▶ [WHAT TO DO] Without the pictures, copy the entries below word for word.

(Dataset entries on figures)

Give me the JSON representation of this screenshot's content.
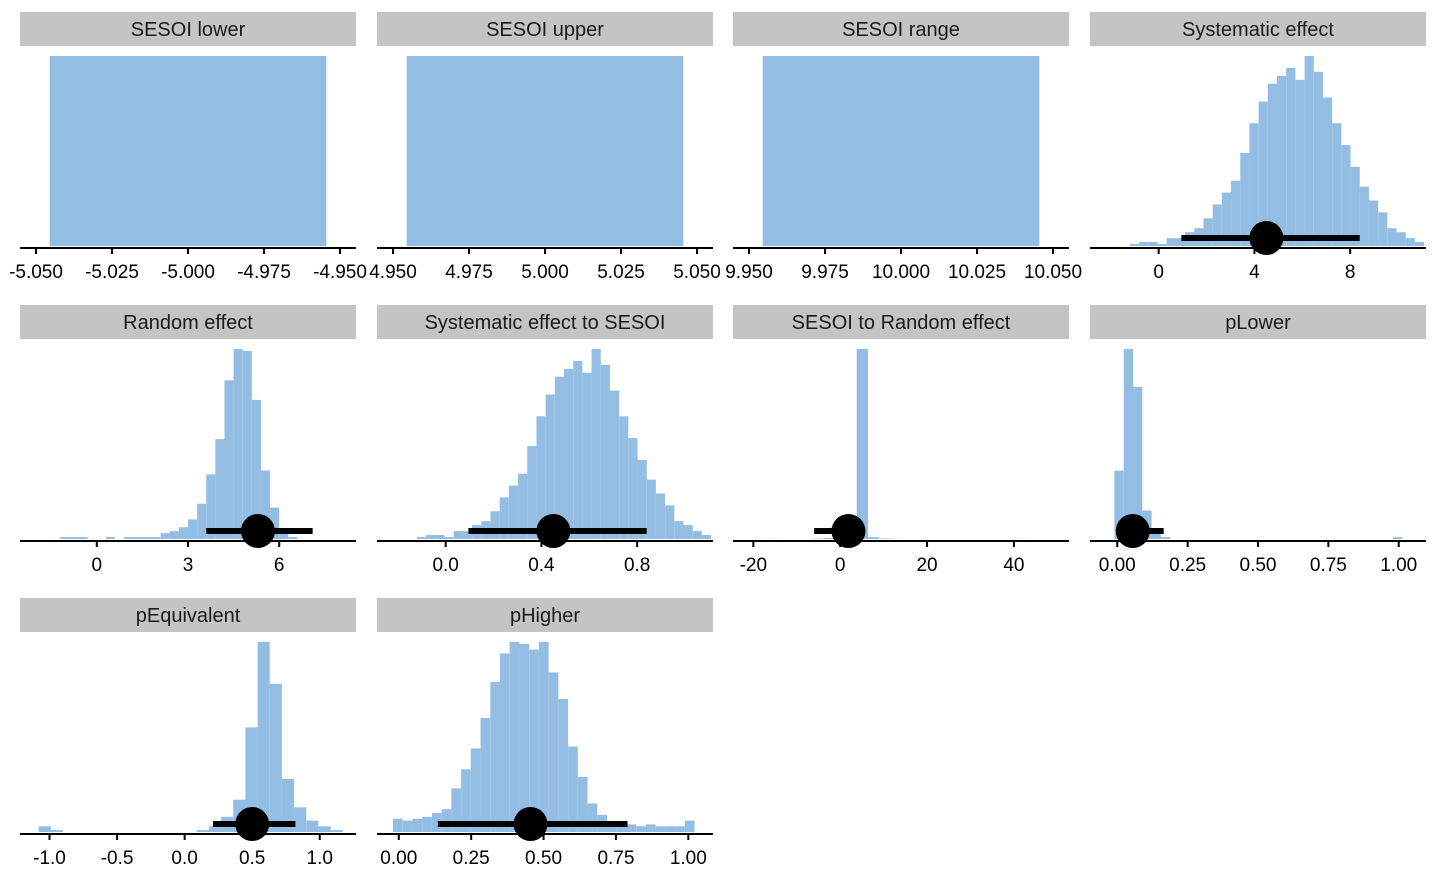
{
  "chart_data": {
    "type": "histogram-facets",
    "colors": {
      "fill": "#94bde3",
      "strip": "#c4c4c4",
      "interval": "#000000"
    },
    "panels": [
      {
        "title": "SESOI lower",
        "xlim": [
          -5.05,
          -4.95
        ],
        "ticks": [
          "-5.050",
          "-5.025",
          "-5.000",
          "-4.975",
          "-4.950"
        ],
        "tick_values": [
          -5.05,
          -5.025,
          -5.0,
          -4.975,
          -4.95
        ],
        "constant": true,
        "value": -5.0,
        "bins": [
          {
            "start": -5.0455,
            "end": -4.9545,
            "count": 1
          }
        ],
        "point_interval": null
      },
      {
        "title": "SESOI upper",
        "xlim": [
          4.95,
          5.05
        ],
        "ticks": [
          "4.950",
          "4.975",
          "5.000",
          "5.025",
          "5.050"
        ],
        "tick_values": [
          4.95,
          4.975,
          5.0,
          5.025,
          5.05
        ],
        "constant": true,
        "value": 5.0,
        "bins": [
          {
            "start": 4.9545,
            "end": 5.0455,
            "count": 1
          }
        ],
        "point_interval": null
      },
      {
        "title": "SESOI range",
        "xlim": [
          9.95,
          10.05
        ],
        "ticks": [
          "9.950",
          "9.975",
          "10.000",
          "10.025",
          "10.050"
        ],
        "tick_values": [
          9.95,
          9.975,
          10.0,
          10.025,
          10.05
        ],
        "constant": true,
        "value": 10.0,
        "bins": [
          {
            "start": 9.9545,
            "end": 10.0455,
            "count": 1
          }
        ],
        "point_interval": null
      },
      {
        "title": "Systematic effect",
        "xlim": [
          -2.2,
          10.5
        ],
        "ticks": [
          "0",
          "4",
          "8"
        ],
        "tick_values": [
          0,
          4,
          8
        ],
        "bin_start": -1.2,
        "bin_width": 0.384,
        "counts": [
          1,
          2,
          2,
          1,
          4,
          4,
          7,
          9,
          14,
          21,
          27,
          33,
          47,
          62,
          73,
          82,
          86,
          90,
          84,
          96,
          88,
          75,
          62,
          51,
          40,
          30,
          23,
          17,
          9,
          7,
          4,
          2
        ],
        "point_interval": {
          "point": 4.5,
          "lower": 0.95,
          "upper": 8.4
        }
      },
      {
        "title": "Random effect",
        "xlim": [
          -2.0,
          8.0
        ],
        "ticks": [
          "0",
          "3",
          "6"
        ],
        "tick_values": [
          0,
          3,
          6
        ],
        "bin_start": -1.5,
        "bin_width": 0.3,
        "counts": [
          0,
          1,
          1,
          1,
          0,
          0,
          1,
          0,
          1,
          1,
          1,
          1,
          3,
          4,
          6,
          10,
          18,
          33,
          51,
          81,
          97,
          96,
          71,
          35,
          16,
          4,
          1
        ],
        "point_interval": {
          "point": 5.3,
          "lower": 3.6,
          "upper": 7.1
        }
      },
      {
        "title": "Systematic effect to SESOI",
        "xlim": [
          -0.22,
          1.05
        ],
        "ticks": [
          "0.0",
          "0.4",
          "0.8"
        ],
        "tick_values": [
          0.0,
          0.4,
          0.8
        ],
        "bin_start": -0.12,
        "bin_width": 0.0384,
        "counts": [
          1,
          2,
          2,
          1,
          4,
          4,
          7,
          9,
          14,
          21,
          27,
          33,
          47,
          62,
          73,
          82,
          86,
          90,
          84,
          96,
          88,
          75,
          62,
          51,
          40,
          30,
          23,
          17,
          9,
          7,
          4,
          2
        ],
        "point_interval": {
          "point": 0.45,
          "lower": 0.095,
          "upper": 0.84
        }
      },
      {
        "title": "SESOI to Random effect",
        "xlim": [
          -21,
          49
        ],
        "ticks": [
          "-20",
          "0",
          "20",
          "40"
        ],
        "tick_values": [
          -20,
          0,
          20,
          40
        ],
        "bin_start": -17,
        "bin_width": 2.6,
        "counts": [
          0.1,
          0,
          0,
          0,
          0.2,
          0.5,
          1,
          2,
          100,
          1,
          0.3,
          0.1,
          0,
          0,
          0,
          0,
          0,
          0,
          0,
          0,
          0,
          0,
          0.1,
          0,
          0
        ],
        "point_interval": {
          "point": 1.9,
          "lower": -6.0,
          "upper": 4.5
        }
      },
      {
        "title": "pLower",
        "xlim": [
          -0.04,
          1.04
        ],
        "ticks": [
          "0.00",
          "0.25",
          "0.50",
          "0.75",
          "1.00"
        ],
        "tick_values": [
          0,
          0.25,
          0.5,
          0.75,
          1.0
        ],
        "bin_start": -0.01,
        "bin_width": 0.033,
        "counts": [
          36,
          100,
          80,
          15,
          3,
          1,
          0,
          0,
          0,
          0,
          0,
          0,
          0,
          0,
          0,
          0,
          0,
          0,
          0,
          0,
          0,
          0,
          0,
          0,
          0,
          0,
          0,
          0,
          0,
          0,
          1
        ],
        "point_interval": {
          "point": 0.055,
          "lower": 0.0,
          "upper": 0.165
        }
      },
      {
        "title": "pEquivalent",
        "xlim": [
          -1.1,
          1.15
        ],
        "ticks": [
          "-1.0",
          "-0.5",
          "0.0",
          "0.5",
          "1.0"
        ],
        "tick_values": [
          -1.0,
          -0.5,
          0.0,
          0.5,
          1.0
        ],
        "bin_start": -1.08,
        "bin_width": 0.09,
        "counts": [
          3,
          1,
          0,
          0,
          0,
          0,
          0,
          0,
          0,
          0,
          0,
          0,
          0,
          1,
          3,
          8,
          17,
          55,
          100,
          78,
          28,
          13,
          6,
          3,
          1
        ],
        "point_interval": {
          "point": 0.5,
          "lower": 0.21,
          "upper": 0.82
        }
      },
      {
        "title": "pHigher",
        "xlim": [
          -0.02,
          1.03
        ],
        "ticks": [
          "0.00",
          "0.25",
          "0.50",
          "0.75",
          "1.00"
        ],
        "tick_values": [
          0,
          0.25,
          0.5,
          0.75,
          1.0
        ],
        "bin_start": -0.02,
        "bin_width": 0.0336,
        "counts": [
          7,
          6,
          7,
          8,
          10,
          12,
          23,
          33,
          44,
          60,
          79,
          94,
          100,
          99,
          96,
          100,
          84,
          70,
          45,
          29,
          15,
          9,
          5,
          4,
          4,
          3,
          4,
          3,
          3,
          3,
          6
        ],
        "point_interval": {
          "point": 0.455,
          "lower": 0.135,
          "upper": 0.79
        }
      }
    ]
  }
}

▶ [THE COMPLETED TASK]
Give me the JSON representation of this screenshot's content.
{
  "chart_data": {
    "type": "histogram-facets",
    "colors": {
      "fill": "#94bde3",
      "strip": "#c4c4c4",
      "interval": "#000000"
    },
    "panels": [
      {
        "title": "SESOI lower",
        "xlim": [
          -5.05,
          -4.95
        ],
        "ticks": [
          "-5.050",
          "-5.025",
          "-5.000",
          "-4.975",
          "-4.950"
        ],
        "tick_values": [
          -5.05,
          -5.025,
          -5.0,
          -4.975,
          -4.95
        ],
        "constant": true,
        "value": -5.0,
        "bins": [
          {
            "start": -5.0455,
            "end": -4.9545,
            "count": 1
          }
        ],
        "point_interval": null
      },
      {
        "title": "SESOI upper",
        "xlim": [
          4.95,
          5.05
        ],
        "ticks": [
          "4.950",
          "4.975",
          "5.000",
          "5.025",
          "5.050"
        ],
        "tick_values": [
          4.95,
          4.975,
          5.0,
          5.025,
          5.05
        ],
        "constant": true,
        "value": 5.0,
        "bins": [
          {
            "start": 4.9545,
            "end": 5.0455,
            "count": 1
          }
        ],
        "point_interval": null
      },
      {
        "title": "SESOI range",
        "xlim": [
          9.95,
          10.05
        ],
        "ticks": [
          "9.950",
          "9.975",
          "10.000",
          "10.025",
          "10.050"
        ],
        "tick_values": [
          9.95,
          9.975,
          10.0,
          10.025,
          10.05
        ],
        "constant": true,
        "value": 10.0,
        "bins": [
          {
            "start": 9.9545,
            "end": 10.0455,
            "count": 1
          }
        ],
        "point_interval": null
      },
      {
        "title": "Systematic effect",
        "xlim": [
          -2.2,
          10.5
        ],
        "ticks": [
          "0",
          "4",
          "8"
        ],
        "tick_values": [
          0,
          4,
          8
        ],
        "bin_start": -1.2,
        "bin_width": 0.384,
        "counts": [
          1,
          2,
          2,
          1,
          4,
          4,
          7,
          9,
          14,
          21,
          27,
          33,
          47,
          62,
          73,
          82,
          86,
          90,
          84,
          96,
          88,
          75,
          62,
          51,
          40,
          30,
          23,
          17,
          9,
          7,
          4,
          2
        ],
        "point_interval": {
          "point": 4.5,
          "lower": 0.95,
          "upper": 8.4
        }
      },
      {
        "title": "Random effect",
        "xlim": [
          -2.0,
          8.0
        ],
        "ticks": [
          "0",
          "3",
          "6"
        ],
        "tick_values": [
          0,
          3,
          6
        ],
        "bin_start": -1.5,
        "bin_width": 0.3,
        "counts": [
          0,
          1,
          1,
          1,
          0,
          0,
          1,
          0,
          1,
          1,
          1,
          1,
          3,
          4,
          6,
          10,
          18,
          33,
          51,
          81,
          97,
          96,
          71,
          35,
          16,
          4,
          1
        ],
        "point_interval": {
          "point": 5.3,
          "lower": 3.6,
          "upper": 7.1
        }
      },
      {
        "title": "Systematic effect to SESOI",
        "xlim": [
          -0.22,
          1.05
        ],
        "ticks": [
          "0.0",
          "0.4",
          "0.8"
        ],
        "tick_values": [
          0.0,
          0.4,
          0.8
        ],
        "bin_start": -0.12,
        "bin_width": 0.0384,
        "counts": [
          1,
          2,
          2,
          1,
          4,
          4,
          7,
          9,
          14,
          21,
          27,
          33,
          47,
          62,
          73,
          82,
          86,
          90,
          84,
          96,
          88,
          75,
          62,
          51,
          40,
          30,
          23,
          17,
          9,
          7,
          4,
          2
        ],
        "point_interval": {
          "point": 0.45,
          "lower": 0.095,
          "upper": 0.84
        }
      },
      {
        "title": "SESOI to Random effect",
        "xlim": [
          -21,
          49
        ],
        "ticks": [
          "-20",
          "0",
          "20",
          "40"
        ],
        "tick_values": [
          -20,
          0,
          20,
          40
        ],
        "bin_start": -17,
        "bin_width": 2.6,
        "counts": [
          0.1,
          0,
          0,
          0,
          0.2,
          0.5,
          1,
          2,
          100,
          1,
          0.3,
          0.1,
          0,
          0,
          0,
          0,
          0,
          0,
          0,
          0,
          0,
          0,
          0.1,
          0,
          0
        ],
        "point_interval": {
          "point": 1.9,
          "lower": -6.0,
          "upper": 4.5
        }
      },
      {
        "title": "pLower",
        "xlim": [
          -0.04,
          1.04
        ],
        "ticks": [
          "0.00",
          "0.25",
          "0.50",
          "0.75",
          "1.00"
        ],
        "tick_values": [
          0,
          0.25,
          0.5,
          0.75,
          1.0
        ],
        "bin_start": -0.01,
        "bin_width": 0.033,
        "counts": [
          36,
          100,
          80,
          15,
          3,
          1,
          0,
          0,
          0,
          0,
          0,
          0,
          0,
          0,
          0,
          0,
          0,
          0,
          0,
          0,
          0,
          0,
          0,
          0,
          0,
          0,
          0,
          0,
          0,
          0,
          1
        ],
        "point_interval": {
          "point": 0.055,
          "lower": 0.0,
          "upper": 0.165
        }
      },
      {
        "title": "pEquivalent",
        "xlim": [
          -1.1,
          1.15
        ],
        "ticks": [
          "-1.0",
          "-0.5",
          "0.0",
          "0.5",
          "1.0"
        ],
        "tick_values": [
          -1.0,
          -0.5,
          0.0,
          0.5,
          1.0
        ],
        "bin_start": -1.08,
        "bin_width": 0.09,
        "counts": [
          3,
          1,
          0,
          0,
          0,
          0,
          0,
          0,
          0,
          0,
          0,
          0,
          0,
          1,
          3,
          8,
          17,
          55,
          100,
          78,
          28,
          13,
          6,
          3,
          1
        ],
        "point_interval": {
          "point": 0.5,
          "lower": 0.21,
          "upper": 0.82
        }
      },
      {
        "title": "pHigher",
        "xlim": [
          -0.02,
          1.03
        ],
        "ticks": [
          "0.00",
          "0.25",
          "0.50",
          "0.75",
          "1.00"
        ],
        "tick_values": [
          0,
          0.25,
          0.5,
          0.75,
          1.0
        ],
        "bin_start": -0.02,
        "bin_width": 0.0336,
        "counts": [
          7,
          6,
          7,
          8,
          10,
          12,
          23,
          33,
          44,
          60,
          79,
          94,
          100,
          99,
          96,
          100,
          84,
          70,
          45,
          29,
          15,
          9,
          5,
          4,
          4,
          3,
          4,
          3,
          3,
          3,
          6
        ],
        "point_interval": {
          "point": 0.455,
          "lower": 0.135,
          "upper": 0.79
        }
      }
    ]
  }
}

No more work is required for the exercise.